§ **Stated problem**
Below are some records. Count the lines with "منطقه" in them and give nothing but the total.

§ **Some records**
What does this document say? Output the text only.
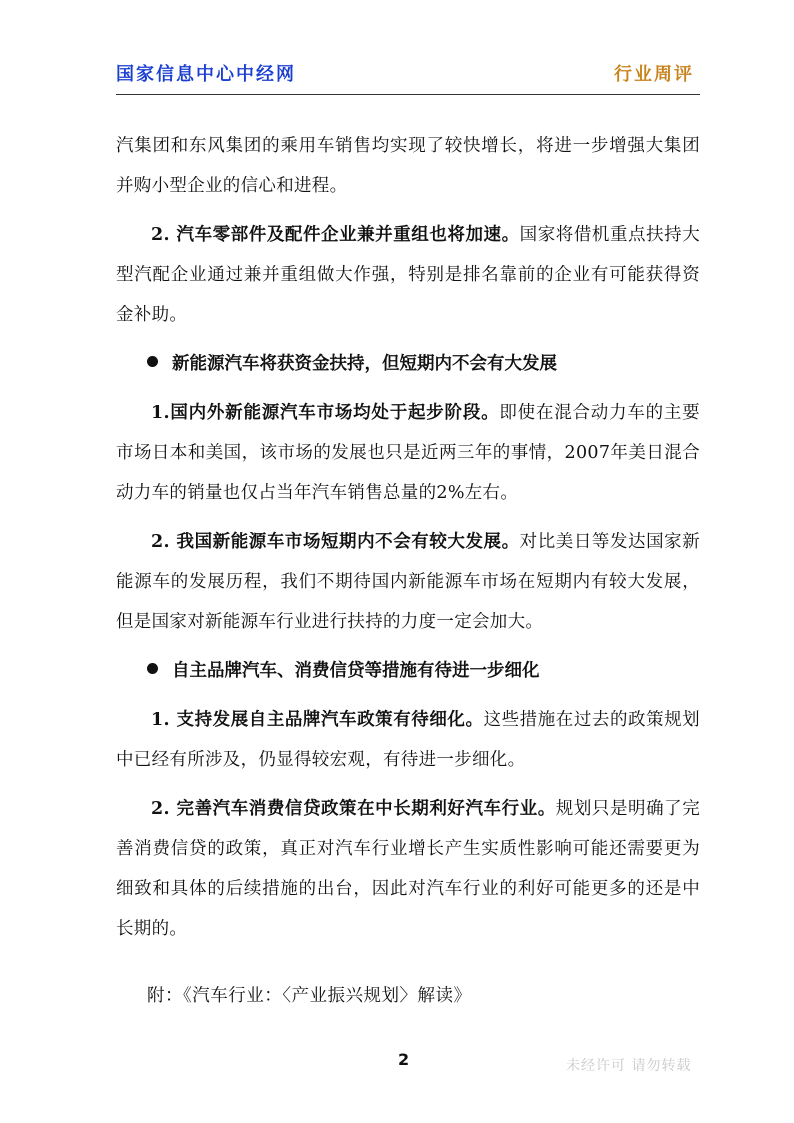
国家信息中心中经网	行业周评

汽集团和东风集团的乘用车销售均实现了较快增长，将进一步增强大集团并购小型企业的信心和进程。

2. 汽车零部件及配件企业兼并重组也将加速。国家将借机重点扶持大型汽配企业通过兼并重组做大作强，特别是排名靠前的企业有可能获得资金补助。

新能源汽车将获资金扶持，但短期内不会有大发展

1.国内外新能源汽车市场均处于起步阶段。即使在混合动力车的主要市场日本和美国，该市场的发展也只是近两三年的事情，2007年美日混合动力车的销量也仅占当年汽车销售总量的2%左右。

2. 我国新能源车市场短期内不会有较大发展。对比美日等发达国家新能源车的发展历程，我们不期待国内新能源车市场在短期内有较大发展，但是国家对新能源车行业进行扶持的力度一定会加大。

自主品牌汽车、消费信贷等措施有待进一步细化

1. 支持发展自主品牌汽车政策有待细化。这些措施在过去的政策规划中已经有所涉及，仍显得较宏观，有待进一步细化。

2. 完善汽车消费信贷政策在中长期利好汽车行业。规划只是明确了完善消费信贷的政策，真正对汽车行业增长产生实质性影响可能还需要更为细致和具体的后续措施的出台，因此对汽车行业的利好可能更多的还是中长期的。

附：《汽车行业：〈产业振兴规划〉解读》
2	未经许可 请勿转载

--

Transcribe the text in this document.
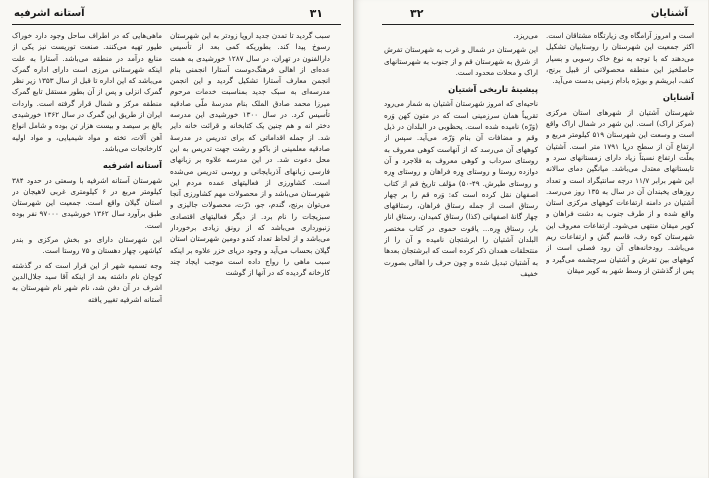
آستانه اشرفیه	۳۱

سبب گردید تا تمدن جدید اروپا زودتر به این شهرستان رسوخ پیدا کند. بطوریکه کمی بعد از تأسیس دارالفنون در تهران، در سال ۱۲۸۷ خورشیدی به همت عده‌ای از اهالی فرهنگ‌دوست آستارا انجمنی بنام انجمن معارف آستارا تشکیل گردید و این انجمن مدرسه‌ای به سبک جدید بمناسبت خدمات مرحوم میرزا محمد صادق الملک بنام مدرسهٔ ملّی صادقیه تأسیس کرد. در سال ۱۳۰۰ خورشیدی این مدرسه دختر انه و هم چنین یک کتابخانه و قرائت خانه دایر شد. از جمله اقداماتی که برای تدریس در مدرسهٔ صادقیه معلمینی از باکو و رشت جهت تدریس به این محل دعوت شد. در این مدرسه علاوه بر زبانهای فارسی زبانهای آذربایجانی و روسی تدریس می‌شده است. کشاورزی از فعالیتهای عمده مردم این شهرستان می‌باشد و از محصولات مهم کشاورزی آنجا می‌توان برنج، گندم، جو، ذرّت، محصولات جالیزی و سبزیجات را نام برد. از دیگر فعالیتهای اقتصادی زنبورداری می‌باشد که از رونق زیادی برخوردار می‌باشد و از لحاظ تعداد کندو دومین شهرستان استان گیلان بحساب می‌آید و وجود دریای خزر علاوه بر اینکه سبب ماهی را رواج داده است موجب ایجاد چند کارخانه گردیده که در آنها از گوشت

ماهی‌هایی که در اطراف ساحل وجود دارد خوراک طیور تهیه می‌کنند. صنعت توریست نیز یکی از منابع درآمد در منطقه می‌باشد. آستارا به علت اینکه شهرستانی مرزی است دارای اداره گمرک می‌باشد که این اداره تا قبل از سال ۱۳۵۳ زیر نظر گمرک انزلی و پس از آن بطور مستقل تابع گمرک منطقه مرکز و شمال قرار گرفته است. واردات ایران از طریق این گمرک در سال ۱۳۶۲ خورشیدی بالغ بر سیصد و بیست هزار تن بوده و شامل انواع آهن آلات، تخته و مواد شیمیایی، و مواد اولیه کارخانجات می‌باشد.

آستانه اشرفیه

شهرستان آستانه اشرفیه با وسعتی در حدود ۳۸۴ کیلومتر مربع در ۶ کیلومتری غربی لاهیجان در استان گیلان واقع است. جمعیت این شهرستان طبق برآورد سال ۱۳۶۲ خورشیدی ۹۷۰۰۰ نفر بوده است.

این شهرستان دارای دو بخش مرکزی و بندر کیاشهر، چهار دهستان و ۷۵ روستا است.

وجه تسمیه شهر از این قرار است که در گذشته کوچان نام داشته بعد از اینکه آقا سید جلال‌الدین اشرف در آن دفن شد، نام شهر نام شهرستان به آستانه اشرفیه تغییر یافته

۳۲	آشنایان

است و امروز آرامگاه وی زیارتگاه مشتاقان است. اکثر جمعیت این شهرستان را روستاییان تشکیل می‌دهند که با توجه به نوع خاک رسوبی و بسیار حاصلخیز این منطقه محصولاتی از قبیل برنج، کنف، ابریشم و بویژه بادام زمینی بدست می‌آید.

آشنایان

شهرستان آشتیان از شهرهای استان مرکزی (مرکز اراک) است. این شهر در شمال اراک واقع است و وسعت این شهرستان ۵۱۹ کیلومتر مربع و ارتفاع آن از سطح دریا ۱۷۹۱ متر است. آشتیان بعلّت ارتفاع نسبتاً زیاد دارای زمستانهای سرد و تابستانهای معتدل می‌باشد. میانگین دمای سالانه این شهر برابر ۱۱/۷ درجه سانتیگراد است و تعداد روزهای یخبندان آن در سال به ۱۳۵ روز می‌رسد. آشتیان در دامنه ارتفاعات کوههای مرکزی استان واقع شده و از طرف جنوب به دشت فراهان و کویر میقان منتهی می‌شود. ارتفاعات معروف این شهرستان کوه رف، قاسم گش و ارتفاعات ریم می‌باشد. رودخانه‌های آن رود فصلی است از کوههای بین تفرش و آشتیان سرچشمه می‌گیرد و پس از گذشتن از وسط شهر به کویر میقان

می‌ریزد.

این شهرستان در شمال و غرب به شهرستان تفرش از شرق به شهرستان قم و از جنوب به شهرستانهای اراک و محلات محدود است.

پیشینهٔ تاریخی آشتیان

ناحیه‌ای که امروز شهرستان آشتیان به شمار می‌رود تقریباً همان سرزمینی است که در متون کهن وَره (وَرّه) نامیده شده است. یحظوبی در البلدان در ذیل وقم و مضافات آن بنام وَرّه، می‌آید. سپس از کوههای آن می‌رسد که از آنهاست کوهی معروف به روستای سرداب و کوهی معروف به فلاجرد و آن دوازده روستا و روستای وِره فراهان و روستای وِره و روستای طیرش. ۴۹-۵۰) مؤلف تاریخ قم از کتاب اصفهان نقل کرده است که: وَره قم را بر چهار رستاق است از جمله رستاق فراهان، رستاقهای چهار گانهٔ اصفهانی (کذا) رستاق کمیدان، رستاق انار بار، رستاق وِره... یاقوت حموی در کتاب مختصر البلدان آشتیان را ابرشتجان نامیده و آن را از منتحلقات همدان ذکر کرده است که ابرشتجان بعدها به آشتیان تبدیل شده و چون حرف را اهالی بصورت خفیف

==

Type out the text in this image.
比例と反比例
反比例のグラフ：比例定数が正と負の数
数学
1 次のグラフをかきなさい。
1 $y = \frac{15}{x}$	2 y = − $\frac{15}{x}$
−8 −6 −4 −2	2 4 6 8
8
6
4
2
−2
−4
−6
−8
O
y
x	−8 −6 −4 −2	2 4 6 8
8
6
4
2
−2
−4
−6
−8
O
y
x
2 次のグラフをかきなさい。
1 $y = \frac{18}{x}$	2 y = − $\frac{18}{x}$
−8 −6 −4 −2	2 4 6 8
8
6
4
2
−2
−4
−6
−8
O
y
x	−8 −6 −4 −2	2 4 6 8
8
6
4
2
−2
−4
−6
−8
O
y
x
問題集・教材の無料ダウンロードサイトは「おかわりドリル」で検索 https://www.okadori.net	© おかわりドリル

§ **Solution to the exercise**
2